• WORK INSTRUCTIONS: Without the images, write out all of the following entries exactly.

☆ ☆ ☆ ☆ ☆ ☆ ☆

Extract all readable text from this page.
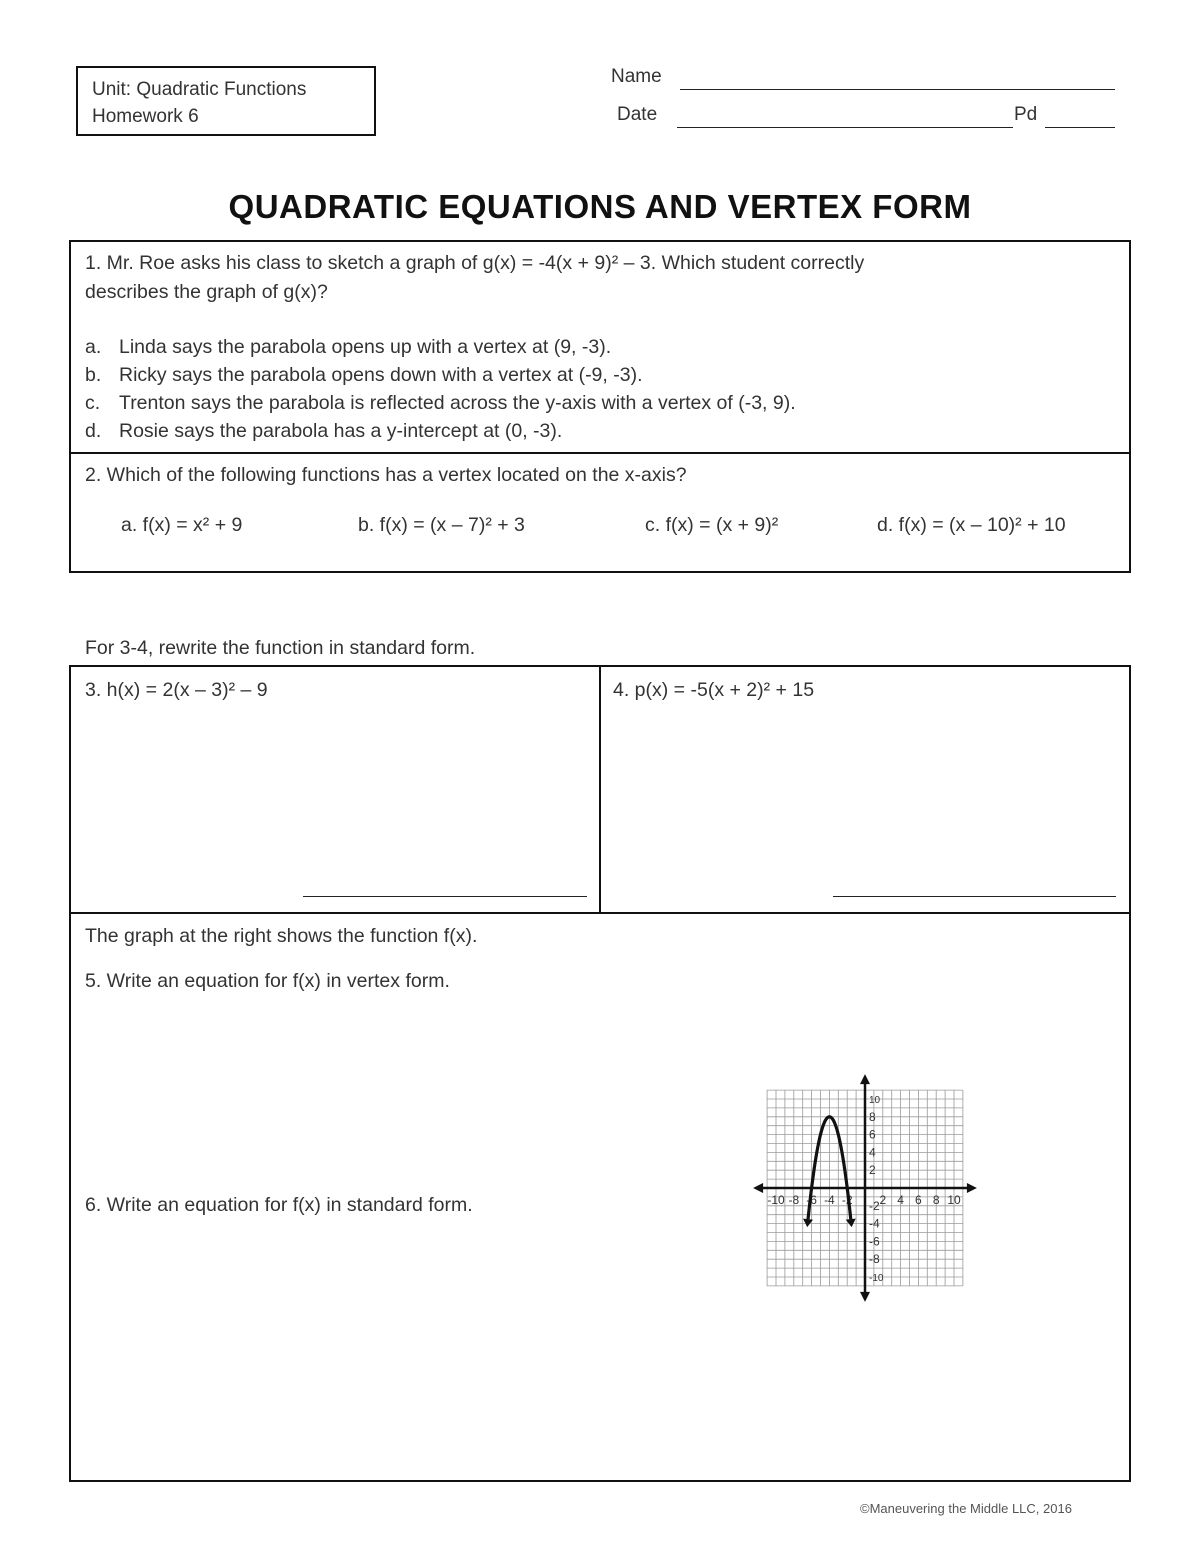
Unit: Quadratic Functions
Homework 6
Name
Date	Pd
QUADRATIC EQUATIONS AND VERTEX FORM
1. Mr. Roe asks his class to sketch a graph of g(x) = -4(x + 9)² – 3. Which student correctly
describes the graph of g(x)?
a. Linda says the parabola opens up with a vertex at (9, -3).
b. Ricky says the parabola opens down with a vertex at (-9, -3).
c. Trenton says the parabola is reflected across the y-axis with a vertex of (-3, 9).
d. Rosie says the parabola has a y-intercept at (0, -3).
2. Which of the following functions has a vertex located on the x-axis?
a. f(x) = x² + 9	b. f(x) = (x – 7)² + 3	c. f(x) = (x + 9)²	d. f(x) = (x – 10)² + 10
For 3-4, rewrite the function in standard form.
3. h(x) = 2(x – 3)² – 9	4. p(x) = -5(x + 2)² + 15
The graph at the right shows the function f(x).
5. Write an equation for f(x) in vertex form.
6. Write an equation for f(x) in standard form.	-10 -8 -6 -4 -2 2 4 6 8 10
10
8
6
4
2
-2
-4
-6
-8
-10
©Maneuvering the Middle LLC, 2016
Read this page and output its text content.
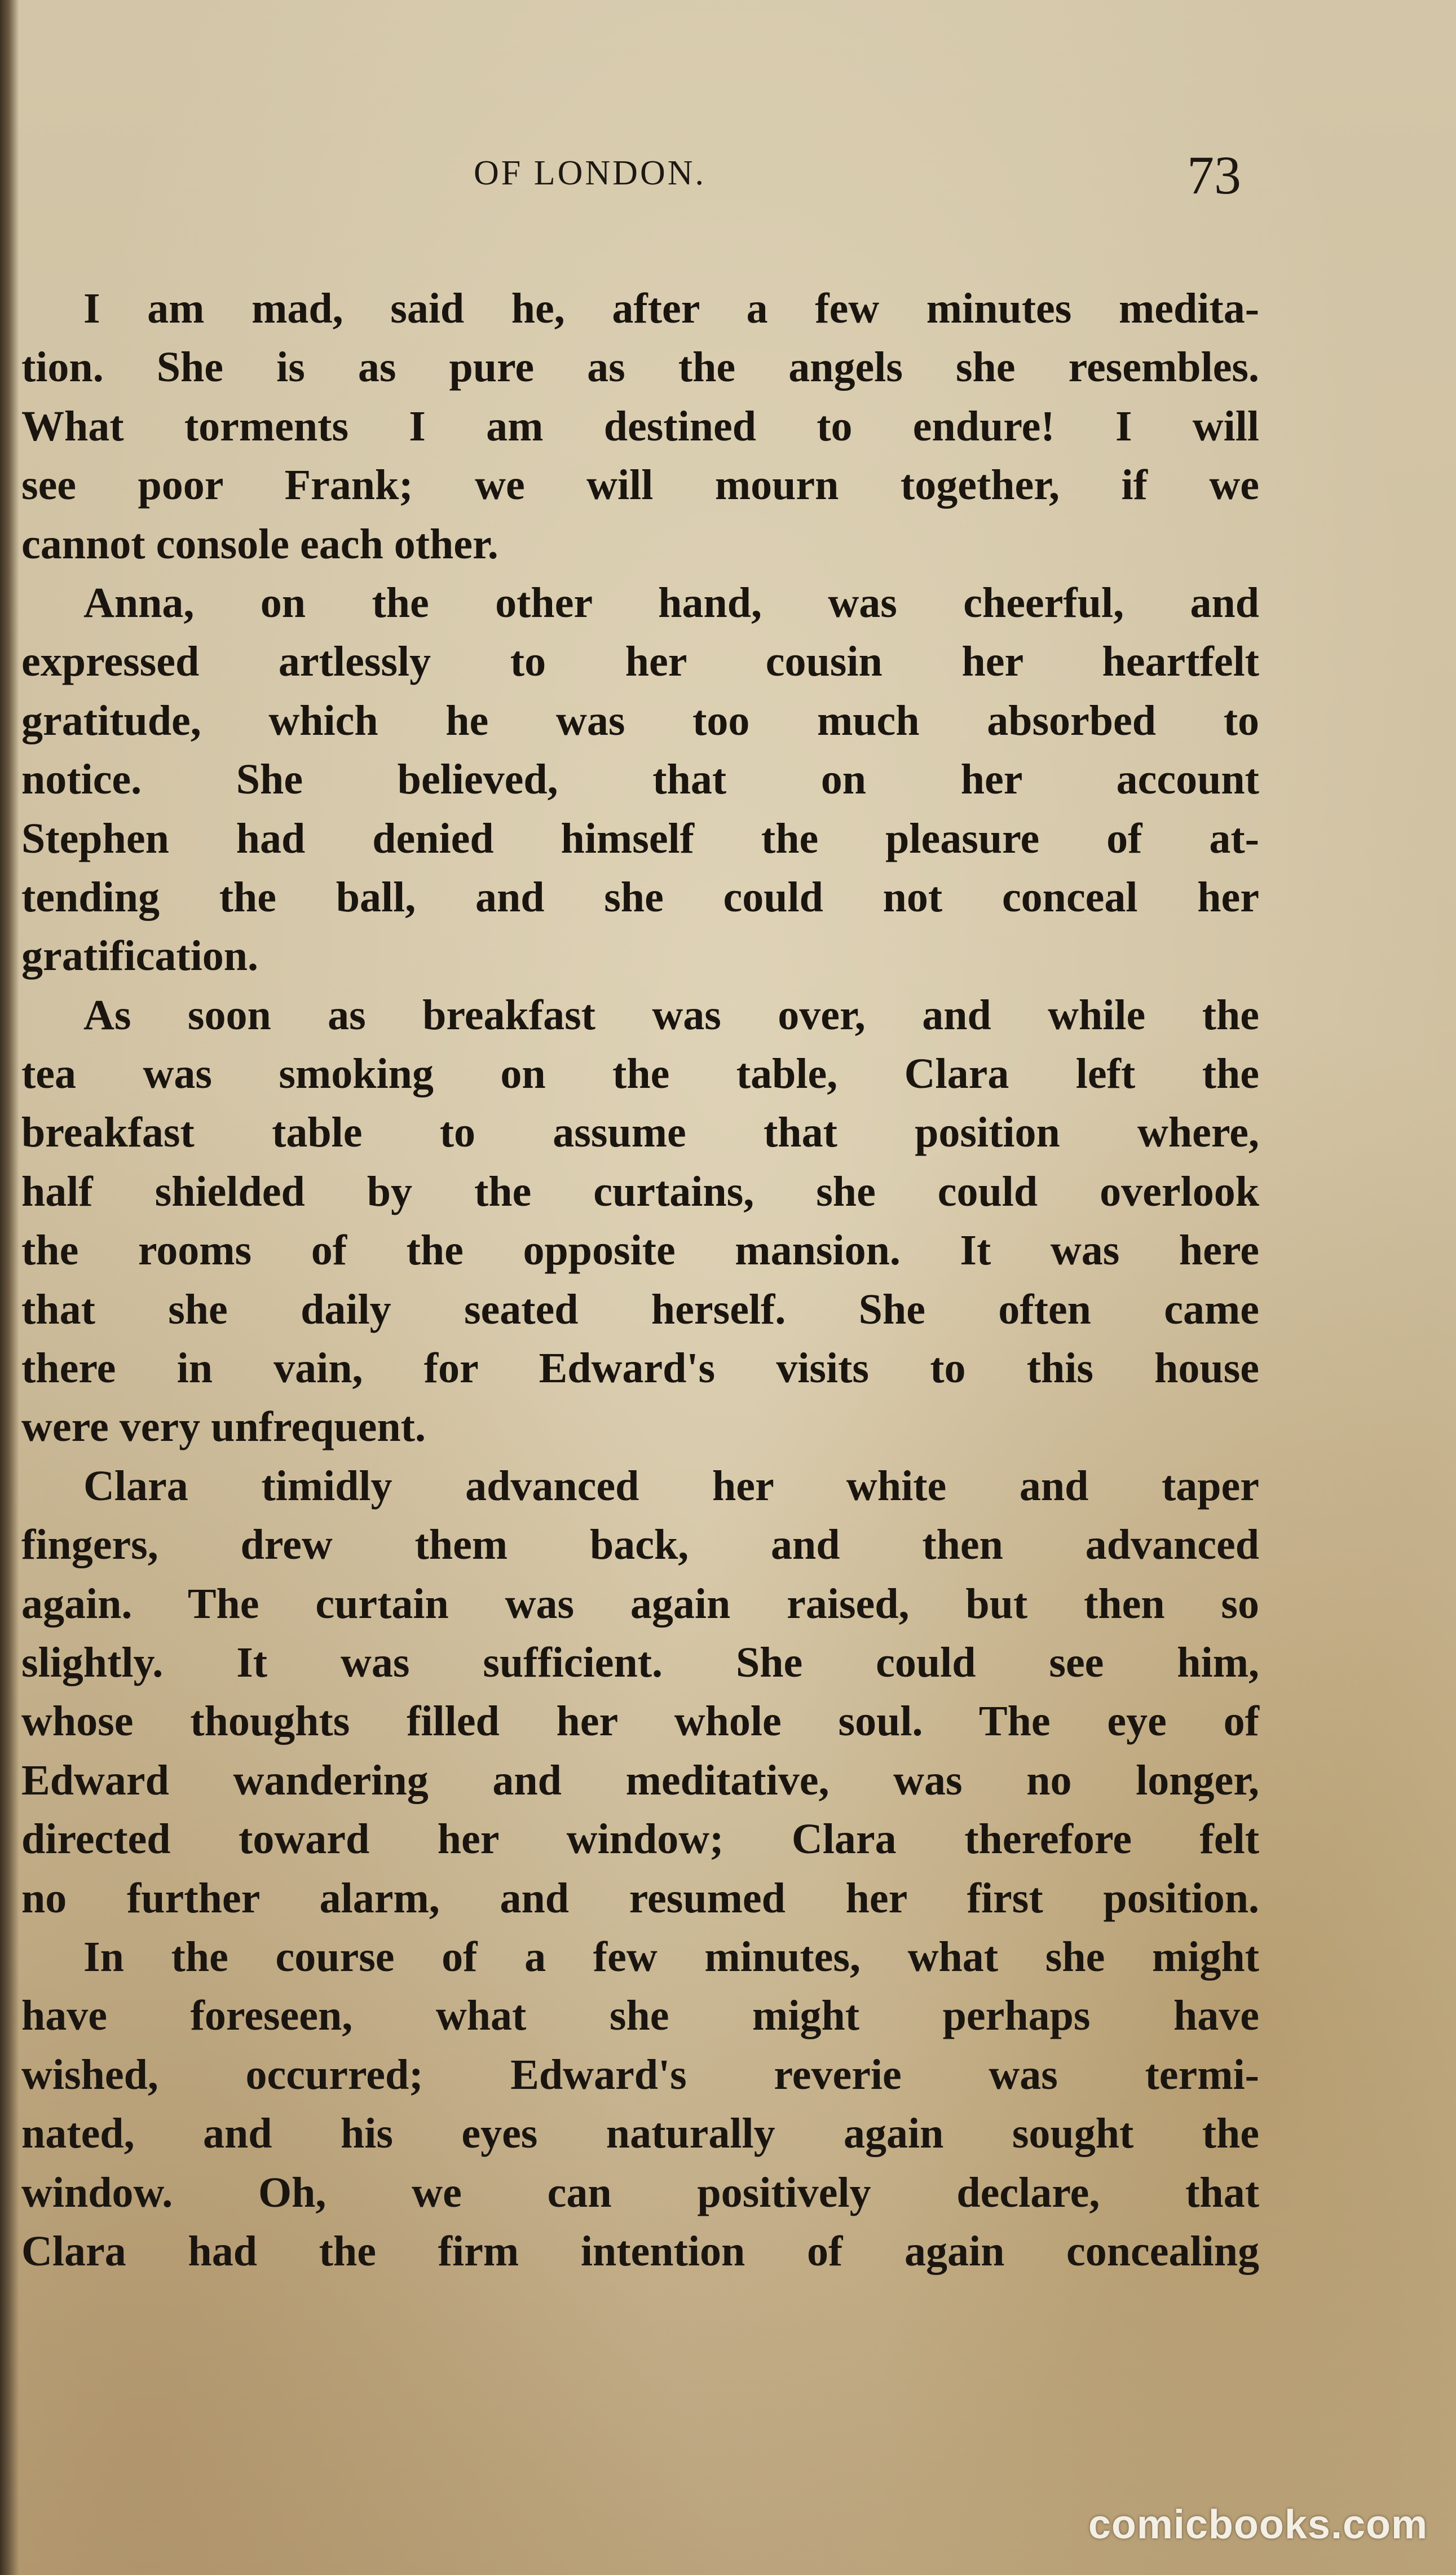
OF LONDON.	73
I am mad, said he, after a few minutes medita-
tion. She is as pure as the angels she resembles.
What torments I am destined to endure! I will
see poor Frank; we will mourn together, if we
cannot console each other.
Anna, on the other hand, was cheerful, and
expressed artlessly to her cousin her heartfelt
gratitude, which he was too much absorbed to
notice. She believed, that on her account
Stephen had denied himself the pleasure of at-
tending the ball, and she could not conceal her
gratification.
As soon as breakfast was over, and while the
tea was smoking on the table, Clara left the
breakfast table to assume that position where,
half shielded by the curtains, she could overlook
the rooms of the opposite mansion. It was here
that she daily seated herself. She often came
there in vain, for Edward's visits to this house
were very unfrequent.
Clara timidly advanced her white and taper
fingers, drew them back, and then advanced
again. The curtain was again raised, but then so
slightly. It was sufficient. She could see him,
whose thoughts filled her whole soul. The eye of
Edward wandering and meditative, was no longer,
directed toward her window; Clara therefore felt
no further alarm, and resumed her first position.
In the course of a few minutes, what she might
have foreseen, what she might perhaps have
wished, occurred; Edward's reverie was termi-
nated, and his eyes naturally again sought the
window. Oh, we can positively declare, that
Clara had the firm intention of again concealing
comicbooks.com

☆ ☆ ☆ ☆ ☆ ☆ ☆

• ANSWER FOR THE TASK:
Extract all readable text from this page.
Unit: Quadratic Functions
Homework 6
Name
Date	Pd
QUADRATIC EQUATIONS AND VERTEX FORM
1. Mr. Roe asks his class to sketch a graph of g(x) = -4(x + 9)² – 3. Which student correctly
describes the graph of g(x)?
a. Linda says the parabola opens up with a vertex at (9, -3).
b. Ricky says the parabola opens down with a vertex at (-9, -3).
c. Trenton says the parabola is reflected across the y-axis with a vertex of (-3, 9).
d. Rosie says the parabola has a y-intercept at (0, -3).
2. Which of the following functions has a vertex located on the x-axis?
a. f(x) = x² + 9	b. f(x) = (x – 7)² + 3	c. f(x) = (x + 9)²	d. f(x) = (x – 10)² + 10
For 3-4, rewrite the function in standard form.
3. h(x) = 2(x – 3)² – 9	4. p(x) = -5(x + 2)² + 15
The graph at the right shows the function f(x).
5. Write an equation for f(x) in vertex form.
6. Write an equation for f(x) in standard form.	-10 -8 -6 -4 -2 2 4 6 8 10
10
8
6
4
2
-2
-4
-6
-8
-10
©Maneuvering the Middle LLC, 2016
Read this page and output its text content.
OF LONDON.	73
I am mad, said he, after a few minutes medita-
tion. She is as pure as the angels she resembles.
What torments I am destined to endure! I will
see poor Frank; we will mourn together, if we
cannot console each other.
Anna, on the other hand, was cheerful, and
expressed artlessly to her cousin her heartfelt
gratitude, which he was too much absorbed to
notice. She believed, that on her account
Stephen had denied himself the pleasure of at-
tending the ball, and she could not conceal her
gratification.
As soon as breakfast was over, and while the
tea was smoking on the table, Clara left the
breakfast table to assume that position where,
half shielded by the curtains, she could overlook
the rooms of the opposite mansion. It was here
that she daily seated herself. She often came
there in vain, for Edward's visits to this house
were very unfrequent.
Clara timidly advanced her white and taper
fingers, drew them back, and then advanced
again. The curtain was again raised, but then so
slightly. It was sufficient. She could see him,
whose thoughts filled her whole soul. The eye of
Edward wandering and meditative, was no longer,
directed toward her window; Clara therefore felt
no further alarm, and resumed her first position.
In the course of a few minutes, what she might
have foreseen, what she might perhaps have
wished, occurred; Edward's reverie was termi-
nated, and his eyes naturally again sought the
window. Oh, we can positively declare, that
Clara had the firm intention of again concealing
comicbooks.com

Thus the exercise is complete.